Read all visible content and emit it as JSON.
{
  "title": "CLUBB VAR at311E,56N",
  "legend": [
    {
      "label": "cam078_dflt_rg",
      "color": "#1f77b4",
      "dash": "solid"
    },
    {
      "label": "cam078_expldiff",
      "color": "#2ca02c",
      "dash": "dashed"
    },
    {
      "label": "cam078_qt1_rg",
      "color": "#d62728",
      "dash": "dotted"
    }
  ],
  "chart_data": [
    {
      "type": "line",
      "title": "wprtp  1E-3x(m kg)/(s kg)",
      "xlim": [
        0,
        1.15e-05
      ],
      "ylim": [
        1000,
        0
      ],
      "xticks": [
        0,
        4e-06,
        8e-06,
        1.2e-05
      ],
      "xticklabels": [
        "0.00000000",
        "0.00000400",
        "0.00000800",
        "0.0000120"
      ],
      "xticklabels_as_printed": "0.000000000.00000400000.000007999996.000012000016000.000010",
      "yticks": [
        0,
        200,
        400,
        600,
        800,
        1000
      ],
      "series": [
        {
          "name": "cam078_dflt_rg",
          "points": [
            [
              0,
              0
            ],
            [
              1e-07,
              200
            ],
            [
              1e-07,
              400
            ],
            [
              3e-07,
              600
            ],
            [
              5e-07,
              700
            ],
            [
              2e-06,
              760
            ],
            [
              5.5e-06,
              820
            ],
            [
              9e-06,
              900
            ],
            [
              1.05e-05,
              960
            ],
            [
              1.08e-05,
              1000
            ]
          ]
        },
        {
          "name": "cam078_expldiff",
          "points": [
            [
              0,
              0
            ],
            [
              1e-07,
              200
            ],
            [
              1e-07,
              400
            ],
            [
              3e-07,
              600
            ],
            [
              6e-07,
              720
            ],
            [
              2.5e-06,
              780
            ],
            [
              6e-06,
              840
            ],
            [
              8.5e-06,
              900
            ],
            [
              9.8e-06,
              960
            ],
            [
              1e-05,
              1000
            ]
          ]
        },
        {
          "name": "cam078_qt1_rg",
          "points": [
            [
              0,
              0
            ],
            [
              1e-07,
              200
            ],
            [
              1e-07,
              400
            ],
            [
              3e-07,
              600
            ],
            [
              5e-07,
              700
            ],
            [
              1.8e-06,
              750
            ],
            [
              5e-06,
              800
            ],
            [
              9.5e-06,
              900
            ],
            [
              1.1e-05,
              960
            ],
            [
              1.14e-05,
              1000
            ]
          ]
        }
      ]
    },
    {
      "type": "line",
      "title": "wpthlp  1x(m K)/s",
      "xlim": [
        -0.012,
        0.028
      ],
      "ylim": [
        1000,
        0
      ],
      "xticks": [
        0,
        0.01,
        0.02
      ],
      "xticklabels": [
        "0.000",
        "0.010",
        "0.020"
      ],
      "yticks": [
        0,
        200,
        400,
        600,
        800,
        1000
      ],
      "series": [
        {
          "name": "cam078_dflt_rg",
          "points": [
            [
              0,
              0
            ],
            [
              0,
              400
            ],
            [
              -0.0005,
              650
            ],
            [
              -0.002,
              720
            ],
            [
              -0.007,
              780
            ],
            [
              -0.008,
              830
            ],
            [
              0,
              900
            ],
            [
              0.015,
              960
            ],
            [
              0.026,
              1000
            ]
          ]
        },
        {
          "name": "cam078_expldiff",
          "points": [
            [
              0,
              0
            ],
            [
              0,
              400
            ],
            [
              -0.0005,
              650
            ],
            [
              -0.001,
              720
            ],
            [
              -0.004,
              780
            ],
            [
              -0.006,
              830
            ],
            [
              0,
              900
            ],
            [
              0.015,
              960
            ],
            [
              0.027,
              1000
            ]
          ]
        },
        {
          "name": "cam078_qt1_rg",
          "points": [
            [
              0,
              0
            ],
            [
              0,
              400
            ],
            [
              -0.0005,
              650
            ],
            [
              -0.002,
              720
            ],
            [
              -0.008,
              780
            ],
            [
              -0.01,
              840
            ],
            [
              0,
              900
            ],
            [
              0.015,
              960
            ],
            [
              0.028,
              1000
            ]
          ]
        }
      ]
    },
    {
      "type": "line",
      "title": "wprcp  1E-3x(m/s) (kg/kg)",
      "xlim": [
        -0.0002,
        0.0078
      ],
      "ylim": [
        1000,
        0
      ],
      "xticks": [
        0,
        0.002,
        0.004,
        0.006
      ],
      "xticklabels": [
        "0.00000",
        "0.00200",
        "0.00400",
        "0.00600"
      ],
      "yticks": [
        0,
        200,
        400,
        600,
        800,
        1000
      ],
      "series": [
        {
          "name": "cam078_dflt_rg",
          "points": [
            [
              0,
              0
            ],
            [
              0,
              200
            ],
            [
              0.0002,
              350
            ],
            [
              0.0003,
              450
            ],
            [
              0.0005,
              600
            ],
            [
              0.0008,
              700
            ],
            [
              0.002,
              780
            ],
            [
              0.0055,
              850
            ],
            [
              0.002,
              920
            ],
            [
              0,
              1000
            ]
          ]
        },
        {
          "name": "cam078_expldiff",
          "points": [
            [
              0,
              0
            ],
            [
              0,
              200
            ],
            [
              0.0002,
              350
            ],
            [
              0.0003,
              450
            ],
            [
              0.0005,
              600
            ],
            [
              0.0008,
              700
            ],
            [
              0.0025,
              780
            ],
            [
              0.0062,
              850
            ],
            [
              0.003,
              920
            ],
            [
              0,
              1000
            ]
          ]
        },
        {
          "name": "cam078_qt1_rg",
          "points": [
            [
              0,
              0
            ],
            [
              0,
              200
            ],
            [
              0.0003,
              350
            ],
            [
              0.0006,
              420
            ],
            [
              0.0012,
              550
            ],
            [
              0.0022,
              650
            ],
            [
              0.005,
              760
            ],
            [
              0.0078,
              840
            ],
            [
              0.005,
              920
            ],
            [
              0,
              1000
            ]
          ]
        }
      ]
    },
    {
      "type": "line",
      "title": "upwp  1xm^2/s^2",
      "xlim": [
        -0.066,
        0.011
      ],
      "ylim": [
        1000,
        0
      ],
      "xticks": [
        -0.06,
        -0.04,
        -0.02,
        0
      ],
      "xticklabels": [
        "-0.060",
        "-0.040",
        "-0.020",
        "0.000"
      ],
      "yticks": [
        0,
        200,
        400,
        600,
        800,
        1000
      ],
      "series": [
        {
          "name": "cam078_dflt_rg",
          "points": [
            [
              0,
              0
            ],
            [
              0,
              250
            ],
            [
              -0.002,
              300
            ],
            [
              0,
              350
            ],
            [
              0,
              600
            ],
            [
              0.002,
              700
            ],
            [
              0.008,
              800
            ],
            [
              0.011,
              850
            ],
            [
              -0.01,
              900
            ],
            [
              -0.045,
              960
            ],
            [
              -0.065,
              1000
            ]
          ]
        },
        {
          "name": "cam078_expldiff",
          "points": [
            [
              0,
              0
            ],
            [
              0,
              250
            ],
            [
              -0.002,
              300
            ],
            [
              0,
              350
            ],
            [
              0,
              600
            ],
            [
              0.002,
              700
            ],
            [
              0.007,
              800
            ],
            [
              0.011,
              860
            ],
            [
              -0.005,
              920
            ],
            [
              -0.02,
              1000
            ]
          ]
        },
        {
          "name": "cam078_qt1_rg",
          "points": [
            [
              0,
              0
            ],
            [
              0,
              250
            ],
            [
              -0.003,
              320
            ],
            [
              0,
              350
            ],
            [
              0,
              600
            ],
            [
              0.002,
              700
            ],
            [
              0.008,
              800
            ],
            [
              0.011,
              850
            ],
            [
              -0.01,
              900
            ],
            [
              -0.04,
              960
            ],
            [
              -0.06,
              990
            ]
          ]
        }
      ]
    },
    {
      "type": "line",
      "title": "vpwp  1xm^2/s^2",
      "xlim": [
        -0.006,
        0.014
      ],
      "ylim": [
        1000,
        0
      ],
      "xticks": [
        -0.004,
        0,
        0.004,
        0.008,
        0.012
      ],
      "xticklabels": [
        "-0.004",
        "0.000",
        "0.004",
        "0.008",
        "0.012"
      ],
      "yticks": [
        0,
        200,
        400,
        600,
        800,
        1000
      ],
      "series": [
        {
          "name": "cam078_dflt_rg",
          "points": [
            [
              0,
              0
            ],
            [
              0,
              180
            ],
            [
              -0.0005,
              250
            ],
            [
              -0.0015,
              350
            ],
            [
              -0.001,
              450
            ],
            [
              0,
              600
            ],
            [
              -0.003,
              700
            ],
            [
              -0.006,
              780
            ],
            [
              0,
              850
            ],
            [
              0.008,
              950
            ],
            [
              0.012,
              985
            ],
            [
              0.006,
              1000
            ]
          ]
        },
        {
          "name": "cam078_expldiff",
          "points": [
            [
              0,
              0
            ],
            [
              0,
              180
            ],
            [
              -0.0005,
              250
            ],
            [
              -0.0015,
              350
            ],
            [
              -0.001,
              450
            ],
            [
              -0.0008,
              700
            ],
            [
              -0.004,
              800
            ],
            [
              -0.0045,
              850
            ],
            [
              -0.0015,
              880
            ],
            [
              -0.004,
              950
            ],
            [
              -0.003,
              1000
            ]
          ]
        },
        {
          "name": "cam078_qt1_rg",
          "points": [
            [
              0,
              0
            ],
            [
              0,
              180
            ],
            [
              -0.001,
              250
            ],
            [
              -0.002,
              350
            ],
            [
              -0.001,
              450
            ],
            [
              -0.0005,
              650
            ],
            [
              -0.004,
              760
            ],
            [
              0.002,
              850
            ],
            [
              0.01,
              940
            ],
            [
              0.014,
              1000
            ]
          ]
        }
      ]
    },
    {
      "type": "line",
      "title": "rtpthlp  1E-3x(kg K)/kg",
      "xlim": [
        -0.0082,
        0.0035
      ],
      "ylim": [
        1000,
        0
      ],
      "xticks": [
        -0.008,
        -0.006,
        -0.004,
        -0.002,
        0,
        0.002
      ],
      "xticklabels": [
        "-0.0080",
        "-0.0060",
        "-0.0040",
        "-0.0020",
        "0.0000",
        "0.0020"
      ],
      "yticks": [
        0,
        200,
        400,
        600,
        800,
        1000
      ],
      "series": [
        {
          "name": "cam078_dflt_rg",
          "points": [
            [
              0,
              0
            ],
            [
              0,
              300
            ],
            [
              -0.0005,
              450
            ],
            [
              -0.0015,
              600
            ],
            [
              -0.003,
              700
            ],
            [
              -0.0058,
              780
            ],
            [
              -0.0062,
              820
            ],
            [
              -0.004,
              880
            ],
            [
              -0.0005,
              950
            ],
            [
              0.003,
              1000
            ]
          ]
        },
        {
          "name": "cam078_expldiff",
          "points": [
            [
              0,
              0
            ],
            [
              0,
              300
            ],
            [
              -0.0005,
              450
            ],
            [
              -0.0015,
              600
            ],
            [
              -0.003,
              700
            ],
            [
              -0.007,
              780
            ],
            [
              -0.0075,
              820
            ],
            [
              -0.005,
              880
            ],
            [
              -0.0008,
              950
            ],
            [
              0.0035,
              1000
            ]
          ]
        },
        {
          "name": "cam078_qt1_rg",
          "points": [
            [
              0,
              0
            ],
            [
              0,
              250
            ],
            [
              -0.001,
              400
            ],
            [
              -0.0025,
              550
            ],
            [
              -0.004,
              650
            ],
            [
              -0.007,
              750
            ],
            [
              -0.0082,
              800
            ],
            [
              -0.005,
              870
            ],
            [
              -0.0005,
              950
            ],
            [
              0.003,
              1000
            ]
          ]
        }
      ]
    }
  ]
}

========

Directions for this task — Copy each line of the listing that includes "color".

Output —
      "color": "#1f77b4",
      "color": "#2ca02c",
      "color": "#d62728",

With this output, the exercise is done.